#### [TASK GOAL]
Copy out each line that mentions the word "JSON".

#### [DATA FOR THE TASK]

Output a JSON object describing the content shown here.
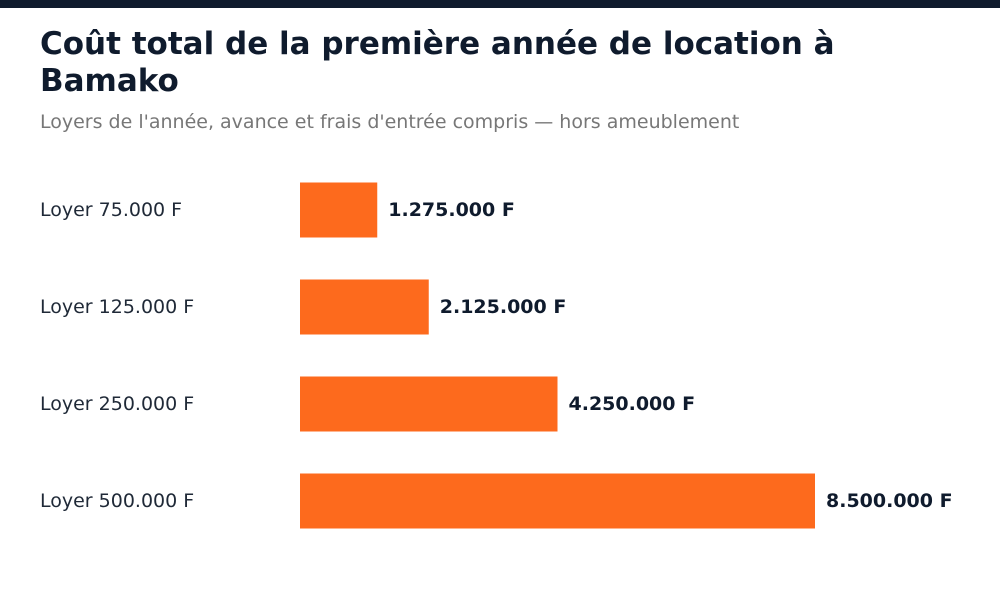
{
  "colors": {
    "top_bar": "#0f1b2d",
    "bar": "#fd6a1d",
    "title": "#0f1b2d",
    "subtitle": "#777777"
  },
  "chart_data": {
    "type": "bar",
    "orientation": "horizontal",
    "title": "Coût total de la première année de location à Bamako",
    "subtitle": "Loyers de l'année, avance et frais d'entrée compris — hors ameublement",
    "categories": [
      "Loyer 75.000 F",
      "Loyer 125.000 F",
      "Loyer 250.000 F",
      "Loyer 500.000 F"
    ],
    "values": [
      1275000,
      2125000,
      4250000,
      8500000
    ],
    "value_labels": [
      "1.275.000 F",
      "2.125.000 F",
      "4.250.000 F",
      "8.500.000 F"
    ],
    "xlabel": "",
    "ylabel": "",
    "grid": false,
    "legend": "none"
  }
}
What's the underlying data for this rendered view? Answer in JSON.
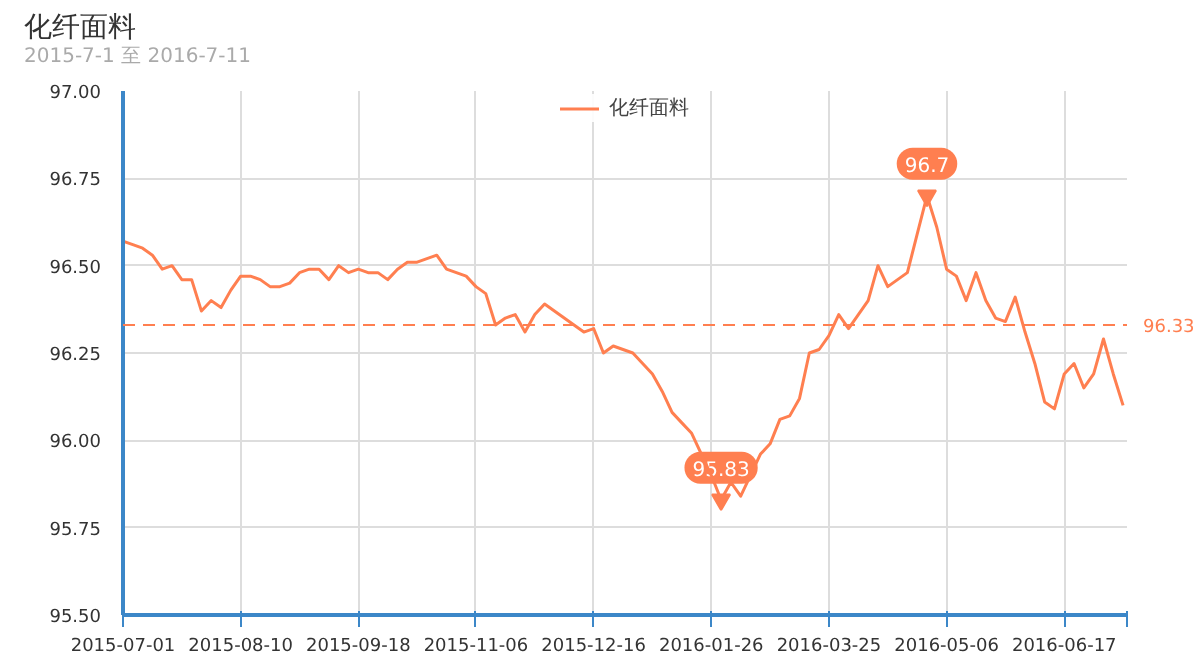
{
  "chart_data": {
    "type": "line",
    "title": "化纤面料",
    "subtitle": "2015-7-1 至 2016-7-11",
    "categories": [
      "2015-07-01",
      null,
      null,
      null,
      null,
      null,
      null,
      null,
      null,
      null,
      null,
      null,
      "2015-08-10",
      null,
      null,
      null,
      null,
      null,
      null,
      null,
      null,
      null,
      null,
      null,
      "2015-09-18",
      null,
      null,
      null,
      null,
      null,
      null,
      null,
      null,
      null,
      null,
      null,
      "2015-11-06",
      null,
      null,
      null,
      null,
      null,
      null,
      null,
      null,
      null,
      null,
      null,
      "2015-12-16",
      null,
      null,
      null,
      null,
      null,
      null,
      null,
      null,
      null,
      null,
      null,
      "2016-01-26",
      null,
      null,
      null,
      null,
      null,
      null,
      null,
      null,
      null,
      null,
      null,
      "2016-03-25",
      null,
      null,
      null,
      null,
      null,
      null,
      null,
      null,
      null,
      null,
      null,
      "2016-05-06",
      null,
      null,
      null,
      null,
      null,
      null,
      null,
      null,
      null,
      null,
      null,
      "2016-06-17",
      null,
      null,
      null,
      null,
      null,
      null
    ],
    "series": [
      {
        "name": "化纤面料",
        "color": "#ff7f50",
        "values": [
          96.57,
          96.56,
          96.55,
          96.53,
          96.49,
          96.5,
          96.46,
          96.46,
          96.37,
          96.4,
          96.38,
          96.43,
          96.47,
          96.47,
          96.46,
          96.44,
          96.44,
          96.45,
          96.48,
          96.49,
          96.49,
          96.46,
          96.5,
          96.48,
          96.49,
          96.48,
          96.48,
          96.46,
          96.49,
          96.51,
          96.51,
          96.52,
          96.53,
          96.49,
          96.48,
          96.47,
          96.44,
          96.42,
          96.33,
          96.35,
          96.36,
          96.31,
          96.36,
          96.39,
          96.37,
          96.35,
          96.33,
          96.31,
          96.32,
          96.25,
          96.27,
          96.26,
          96.25,
          96.22,
          96.19,
          96.14,
          96.08,
          96.05,
          96.02,
          95.96,
          95.9,
          95.83,
          95.88,
          95.84,
          95.9,
          95.96,
          95.99,
          96.06,
          96.07,
          96.12,
          96.25,
          96.26,
          96.3,
          96.36,
          96.32,
          96.36,
          96.4,
          96.5,
          96.44,
          96.46,
          96.48,
          96.59,
          96.7,
          96.61,
          96.49,
          96.47,
          96.4,
          96.48,
          96.4,
          96.35,
          96.34,
          96.41,
          96.31,
          96.22,
          96.11,
          96.09,
          96.19,
          96.22,
          96.15,
          96.19,
          96.29,
          96.19,
          96.1
        ]
      }
    ],
    "ylim": [
      95.5,
      97.0
    ],
    "yticks": [
      {
        "value": 95.5,
        "label": "95.50"
      },
      {
        "value": 95.75,
        "label": "95.75"
      },
      {
        "value": 96.0,
        "label": "96.00"
      },
      {
        "value": 96.25,
        "label": "96.25"
      },
      {
        "value": 96.5,
        "label": "96.50"
      },
      {
        "value": 96.75,
        "label": "96.75"
      },
      {
        "value": 97.0,
        "label": "97.00"
      }
    ],
    "ref_lines": [
      {
        "axis": "y",
        "value": 96.33,
        "label": "96.33",
        "color": "#ff7f50",
        "line_style": "dashed"
      }
    ],
    "annotations": [
      {
        "text": "96.7",
        "y": 96.7
      },
      {
        "text": "95.83",
        "y": 95.83
      }
    ],
    "grid": true,
    "legend": "top"
  }
}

#### [SOLUTION TO THIS TASK]
Output a JSON object describing the content shown here.
What's the underlying data for this rendered view? Answer in JSON.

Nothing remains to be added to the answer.